# GIVEN REQUEST
Copy the lines from the start of the items through the line holding "Point bbox=[7, 120, 10, 126]", both ends included, keeping each line unchanged.

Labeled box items
=======
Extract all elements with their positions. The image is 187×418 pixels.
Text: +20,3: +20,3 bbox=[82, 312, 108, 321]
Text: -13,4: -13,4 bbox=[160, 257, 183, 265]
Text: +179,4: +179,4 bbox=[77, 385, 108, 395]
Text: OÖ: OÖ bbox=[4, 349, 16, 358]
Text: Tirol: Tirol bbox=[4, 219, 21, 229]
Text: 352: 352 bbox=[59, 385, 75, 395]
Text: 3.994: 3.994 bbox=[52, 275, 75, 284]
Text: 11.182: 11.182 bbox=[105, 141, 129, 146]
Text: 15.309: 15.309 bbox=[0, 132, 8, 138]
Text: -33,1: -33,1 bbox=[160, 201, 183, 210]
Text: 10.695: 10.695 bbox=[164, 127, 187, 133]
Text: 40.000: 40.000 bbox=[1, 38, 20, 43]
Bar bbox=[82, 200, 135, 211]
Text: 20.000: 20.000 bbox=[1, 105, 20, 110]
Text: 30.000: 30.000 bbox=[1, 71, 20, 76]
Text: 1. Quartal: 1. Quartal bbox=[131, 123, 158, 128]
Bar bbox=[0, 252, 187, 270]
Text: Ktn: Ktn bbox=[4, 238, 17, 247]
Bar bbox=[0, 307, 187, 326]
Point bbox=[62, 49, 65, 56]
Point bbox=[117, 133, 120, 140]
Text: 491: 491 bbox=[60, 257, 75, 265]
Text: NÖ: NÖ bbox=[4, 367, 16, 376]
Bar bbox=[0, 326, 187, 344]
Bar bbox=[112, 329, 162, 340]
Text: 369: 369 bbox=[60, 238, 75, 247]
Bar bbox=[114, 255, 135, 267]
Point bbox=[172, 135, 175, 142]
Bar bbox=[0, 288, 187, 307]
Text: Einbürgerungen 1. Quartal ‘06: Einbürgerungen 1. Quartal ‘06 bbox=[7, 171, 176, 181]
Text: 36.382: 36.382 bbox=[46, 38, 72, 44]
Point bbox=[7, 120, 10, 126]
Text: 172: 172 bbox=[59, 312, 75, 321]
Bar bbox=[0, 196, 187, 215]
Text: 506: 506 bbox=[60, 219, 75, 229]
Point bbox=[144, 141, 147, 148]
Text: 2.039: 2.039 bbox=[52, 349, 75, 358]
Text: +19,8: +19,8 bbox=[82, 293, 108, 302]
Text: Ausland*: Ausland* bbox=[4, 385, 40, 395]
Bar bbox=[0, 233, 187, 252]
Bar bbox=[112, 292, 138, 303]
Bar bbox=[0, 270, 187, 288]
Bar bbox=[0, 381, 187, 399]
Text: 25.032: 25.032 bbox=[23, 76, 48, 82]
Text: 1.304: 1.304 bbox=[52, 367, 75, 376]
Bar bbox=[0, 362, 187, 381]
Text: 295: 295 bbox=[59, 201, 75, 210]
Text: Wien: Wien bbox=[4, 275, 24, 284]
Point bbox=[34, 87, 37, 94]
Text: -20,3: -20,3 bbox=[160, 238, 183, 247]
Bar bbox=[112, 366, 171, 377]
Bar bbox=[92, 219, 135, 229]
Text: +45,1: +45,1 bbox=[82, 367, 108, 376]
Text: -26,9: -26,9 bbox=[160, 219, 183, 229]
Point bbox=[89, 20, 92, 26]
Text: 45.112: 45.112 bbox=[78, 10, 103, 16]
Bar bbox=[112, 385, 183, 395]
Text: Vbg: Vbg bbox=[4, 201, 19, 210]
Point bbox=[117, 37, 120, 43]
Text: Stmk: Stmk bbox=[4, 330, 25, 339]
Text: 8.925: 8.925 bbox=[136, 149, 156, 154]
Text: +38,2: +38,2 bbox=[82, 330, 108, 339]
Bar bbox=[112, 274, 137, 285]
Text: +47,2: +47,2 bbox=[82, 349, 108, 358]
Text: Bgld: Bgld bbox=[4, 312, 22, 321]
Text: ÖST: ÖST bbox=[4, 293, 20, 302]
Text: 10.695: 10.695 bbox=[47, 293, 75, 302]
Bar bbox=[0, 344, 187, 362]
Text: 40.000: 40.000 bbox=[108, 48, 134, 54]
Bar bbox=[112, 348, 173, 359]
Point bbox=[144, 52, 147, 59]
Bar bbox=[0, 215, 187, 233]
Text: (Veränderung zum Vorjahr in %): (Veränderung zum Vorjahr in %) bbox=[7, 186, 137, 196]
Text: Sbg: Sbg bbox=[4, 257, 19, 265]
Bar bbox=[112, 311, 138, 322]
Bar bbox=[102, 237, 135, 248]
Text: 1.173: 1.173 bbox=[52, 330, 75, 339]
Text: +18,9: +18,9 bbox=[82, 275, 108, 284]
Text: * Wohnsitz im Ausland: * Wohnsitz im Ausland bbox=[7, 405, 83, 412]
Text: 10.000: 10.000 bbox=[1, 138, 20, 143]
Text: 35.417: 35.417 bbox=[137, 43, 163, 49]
=======
# EXERCISE OUTPUT
Extract all elements with their positions. The image is 187×418 pixels.
Text: +20,3: +20,3 bbox=[82, 312, 108, 321]
Text: -13,4: -13,4 bbox=[160, 257, 183, 265]
Text: +179,4: +179,4 bbox=[77, 385, 108, 395]
Text: OÖ: OÖ bbox=[4, 349, 16, 358]
Text: Tirol: Tirol bbox=[4, 219, 21, 229]
Text: 352: 352 bbox=[59, 385, 75, 395]
Text: 3.994: 3.994 bbox=[52, 275, 75, 284]
Text: 11.182: 11.182 bbox=[105, 141, 129, 146]
Text: 15.309: 15.309 bbox=[0, 132, 8, 138]
Text: -33,1: -33,1 bbox=[160, 201, 183, 210]
Text: 10.695: 10.695 bbox=[164, 127, 187, 133]
Text: 40.000: 40.000 bbox=[1, 38, 20, 43]
Bar bbox=[82, 200, 135, 211]
Text: 20.000: 20.000 bbox=[1, 105, 20, 110]
Text: 30.000: 30.000 bbox=[1, 71, 20, 76]
Text: 1. Quartal: 1. Quartal bbox=[131, 123, 158, 128]
Bar bbox=[0, 252, 187, 270]
Text: Ktn: Ktn bbox=[4, 238, 17, 247]
Bar bbox=[0, 307, 187, 326]
Point bbox=[62, 49, 65, 56]
Point bbox=[117, 133, 120, 140]
Text: 491: 491 bbox=[60, 257, 75, 265]
Text: NÖ: NÖ bbox=[4, 367, 16, 376]
Bar bbox=[0, 326, 187, 344]
Bar bbox=[112, 329, 162, 340]
Text: 369: 369 bbox=[60, 238, 75, 247]
Bar bbox=[114, 255, 135, 267]
Point bbox=[172, 135, 175, 142]
Bar bbox=[0, 288, 187, 307]
Text: Einbürgerungen 1. Quartal ‘06: Einbürgerungen 1. Quartal ‘06 bbox=[7, 171, 176, 181]
Text: 36.382: 36.382 bbox=[46, 38, 72, 44]
Point bbox=[7, 120, 10, 126]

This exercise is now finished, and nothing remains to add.